(WHAT YOU WILL DO):
Review the material and extract every line in which the word "Göteborg" occurs.

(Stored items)
***
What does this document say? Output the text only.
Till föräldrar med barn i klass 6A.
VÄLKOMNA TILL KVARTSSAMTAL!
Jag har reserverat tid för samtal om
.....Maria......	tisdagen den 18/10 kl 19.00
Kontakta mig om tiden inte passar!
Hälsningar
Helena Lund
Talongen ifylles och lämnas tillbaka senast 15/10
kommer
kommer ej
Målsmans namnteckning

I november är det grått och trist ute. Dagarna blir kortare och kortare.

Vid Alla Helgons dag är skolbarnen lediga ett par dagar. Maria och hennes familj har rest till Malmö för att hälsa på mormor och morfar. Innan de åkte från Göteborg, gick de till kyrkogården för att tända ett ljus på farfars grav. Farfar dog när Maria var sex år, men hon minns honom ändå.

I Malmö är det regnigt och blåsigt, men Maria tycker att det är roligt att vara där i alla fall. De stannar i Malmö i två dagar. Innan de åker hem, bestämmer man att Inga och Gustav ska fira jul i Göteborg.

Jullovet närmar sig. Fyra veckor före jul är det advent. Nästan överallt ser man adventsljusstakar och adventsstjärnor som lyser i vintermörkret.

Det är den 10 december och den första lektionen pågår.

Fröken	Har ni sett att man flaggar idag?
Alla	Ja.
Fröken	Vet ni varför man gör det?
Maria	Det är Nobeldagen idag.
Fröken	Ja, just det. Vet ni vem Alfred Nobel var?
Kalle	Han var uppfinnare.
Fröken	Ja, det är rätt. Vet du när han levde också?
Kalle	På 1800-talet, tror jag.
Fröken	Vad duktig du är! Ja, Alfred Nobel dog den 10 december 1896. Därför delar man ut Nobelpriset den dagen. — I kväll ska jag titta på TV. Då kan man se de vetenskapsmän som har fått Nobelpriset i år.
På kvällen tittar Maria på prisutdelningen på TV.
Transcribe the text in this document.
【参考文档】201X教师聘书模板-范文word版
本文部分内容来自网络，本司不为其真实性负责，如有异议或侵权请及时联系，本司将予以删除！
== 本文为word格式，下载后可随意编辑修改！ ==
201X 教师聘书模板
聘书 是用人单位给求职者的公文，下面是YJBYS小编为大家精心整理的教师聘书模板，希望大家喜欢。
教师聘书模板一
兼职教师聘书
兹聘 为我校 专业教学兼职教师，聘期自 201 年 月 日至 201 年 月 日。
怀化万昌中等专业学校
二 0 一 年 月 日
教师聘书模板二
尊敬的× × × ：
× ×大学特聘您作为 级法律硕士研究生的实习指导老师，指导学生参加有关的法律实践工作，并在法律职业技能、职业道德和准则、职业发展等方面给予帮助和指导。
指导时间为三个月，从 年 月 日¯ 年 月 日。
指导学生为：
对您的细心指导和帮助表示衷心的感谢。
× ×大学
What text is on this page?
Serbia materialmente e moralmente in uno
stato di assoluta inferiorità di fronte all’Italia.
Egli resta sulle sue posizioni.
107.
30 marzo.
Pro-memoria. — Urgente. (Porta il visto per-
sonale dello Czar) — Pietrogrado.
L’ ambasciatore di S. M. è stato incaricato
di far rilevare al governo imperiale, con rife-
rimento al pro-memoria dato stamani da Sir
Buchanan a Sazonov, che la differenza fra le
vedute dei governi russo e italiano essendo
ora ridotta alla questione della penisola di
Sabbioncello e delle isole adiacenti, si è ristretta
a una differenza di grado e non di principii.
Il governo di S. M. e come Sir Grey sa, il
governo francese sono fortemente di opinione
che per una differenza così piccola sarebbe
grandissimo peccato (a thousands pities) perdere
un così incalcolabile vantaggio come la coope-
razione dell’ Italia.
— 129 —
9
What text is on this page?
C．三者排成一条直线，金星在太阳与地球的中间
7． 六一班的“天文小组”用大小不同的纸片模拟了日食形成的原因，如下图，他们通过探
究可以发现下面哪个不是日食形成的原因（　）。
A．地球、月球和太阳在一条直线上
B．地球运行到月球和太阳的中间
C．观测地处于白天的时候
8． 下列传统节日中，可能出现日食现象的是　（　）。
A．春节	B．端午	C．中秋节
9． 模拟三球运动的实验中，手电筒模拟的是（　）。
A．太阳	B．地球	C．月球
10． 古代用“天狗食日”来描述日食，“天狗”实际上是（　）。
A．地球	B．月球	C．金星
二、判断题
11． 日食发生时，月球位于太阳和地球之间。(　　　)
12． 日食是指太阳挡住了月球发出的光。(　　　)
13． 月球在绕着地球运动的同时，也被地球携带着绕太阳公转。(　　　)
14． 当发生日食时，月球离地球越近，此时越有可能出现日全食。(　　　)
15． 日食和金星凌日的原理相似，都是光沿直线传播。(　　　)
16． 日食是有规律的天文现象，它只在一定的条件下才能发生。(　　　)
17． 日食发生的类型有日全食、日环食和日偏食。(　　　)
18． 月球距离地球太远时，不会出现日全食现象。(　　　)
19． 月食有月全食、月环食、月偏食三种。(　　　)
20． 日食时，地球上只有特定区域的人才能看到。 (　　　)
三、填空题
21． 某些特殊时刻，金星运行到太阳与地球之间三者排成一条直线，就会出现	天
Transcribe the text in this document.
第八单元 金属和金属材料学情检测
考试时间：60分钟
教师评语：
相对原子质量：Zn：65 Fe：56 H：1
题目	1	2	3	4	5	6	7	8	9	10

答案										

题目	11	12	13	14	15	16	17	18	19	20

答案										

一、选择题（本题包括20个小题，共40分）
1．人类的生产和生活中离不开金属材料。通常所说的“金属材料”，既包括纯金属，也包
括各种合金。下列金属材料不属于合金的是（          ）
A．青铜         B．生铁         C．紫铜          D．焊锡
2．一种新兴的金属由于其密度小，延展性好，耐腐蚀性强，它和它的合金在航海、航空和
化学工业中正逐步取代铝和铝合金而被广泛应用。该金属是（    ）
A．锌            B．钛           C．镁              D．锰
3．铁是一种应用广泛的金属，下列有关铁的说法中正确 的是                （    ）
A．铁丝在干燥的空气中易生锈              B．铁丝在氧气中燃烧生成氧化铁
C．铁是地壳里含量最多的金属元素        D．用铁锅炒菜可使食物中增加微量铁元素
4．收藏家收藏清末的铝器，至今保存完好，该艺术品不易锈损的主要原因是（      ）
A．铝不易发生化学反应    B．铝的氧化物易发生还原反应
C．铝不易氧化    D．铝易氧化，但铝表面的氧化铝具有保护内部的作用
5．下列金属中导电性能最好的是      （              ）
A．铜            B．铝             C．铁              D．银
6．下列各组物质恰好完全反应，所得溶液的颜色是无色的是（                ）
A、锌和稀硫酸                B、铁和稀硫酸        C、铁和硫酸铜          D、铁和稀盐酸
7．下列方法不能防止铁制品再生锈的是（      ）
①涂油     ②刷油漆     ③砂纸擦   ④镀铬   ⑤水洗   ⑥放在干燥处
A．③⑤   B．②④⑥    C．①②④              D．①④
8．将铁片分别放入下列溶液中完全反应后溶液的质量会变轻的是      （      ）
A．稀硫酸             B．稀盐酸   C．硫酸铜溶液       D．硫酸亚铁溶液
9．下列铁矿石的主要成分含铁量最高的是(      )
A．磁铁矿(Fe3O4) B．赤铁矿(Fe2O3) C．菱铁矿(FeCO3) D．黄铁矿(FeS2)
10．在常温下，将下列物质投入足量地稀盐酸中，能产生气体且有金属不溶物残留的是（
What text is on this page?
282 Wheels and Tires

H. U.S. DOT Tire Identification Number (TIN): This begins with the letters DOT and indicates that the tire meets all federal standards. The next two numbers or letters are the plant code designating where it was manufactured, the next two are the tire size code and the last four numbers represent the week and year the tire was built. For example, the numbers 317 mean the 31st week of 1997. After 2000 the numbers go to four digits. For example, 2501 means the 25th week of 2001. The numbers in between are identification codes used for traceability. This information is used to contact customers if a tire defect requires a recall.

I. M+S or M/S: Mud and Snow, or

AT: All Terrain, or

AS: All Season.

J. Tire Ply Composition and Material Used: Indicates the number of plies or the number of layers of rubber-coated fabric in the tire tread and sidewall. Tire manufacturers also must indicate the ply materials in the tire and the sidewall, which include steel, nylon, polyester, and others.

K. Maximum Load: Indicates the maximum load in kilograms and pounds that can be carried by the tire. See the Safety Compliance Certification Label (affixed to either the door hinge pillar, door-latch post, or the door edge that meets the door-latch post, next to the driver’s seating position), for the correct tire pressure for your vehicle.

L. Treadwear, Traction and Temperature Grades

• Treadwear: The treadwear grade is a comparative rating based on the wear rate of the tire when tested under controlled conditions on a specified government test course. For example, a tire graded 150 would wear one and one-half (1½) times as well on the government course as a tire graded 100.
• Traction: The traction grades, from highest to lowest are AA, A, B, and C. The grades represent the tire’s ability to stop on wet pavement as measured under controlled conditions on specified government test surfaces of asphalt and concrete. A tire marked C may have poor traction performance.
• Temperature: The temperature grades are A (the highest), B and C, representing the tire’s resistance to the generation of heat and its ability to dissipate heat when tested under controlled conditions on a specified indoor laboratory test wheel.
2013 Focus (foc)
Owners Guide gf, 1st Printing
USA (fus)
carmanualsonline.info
***
(SOLUTION FOR THIS TASK):
Vid Alla Helgons dag är skolbarnen lediga ett par dagar. Maria och hennes familj har rest till Malmö för att hälsa på mormor och morfar. Innan de åkte från Göteborg, gick de till kyrkogården för att tända ett ljus på farfars grav. Farfar dog när Maria var sex år, men hon minns honom ändå.
I Malmö är det regnigt och blåsigt, men Maria tycker att det är roligt att vara där i alla fall. De stannar i Malmö i två dagar. Innan de åker hem, bestämmer man att Inga och Gustav ska fira jul i Göteborg.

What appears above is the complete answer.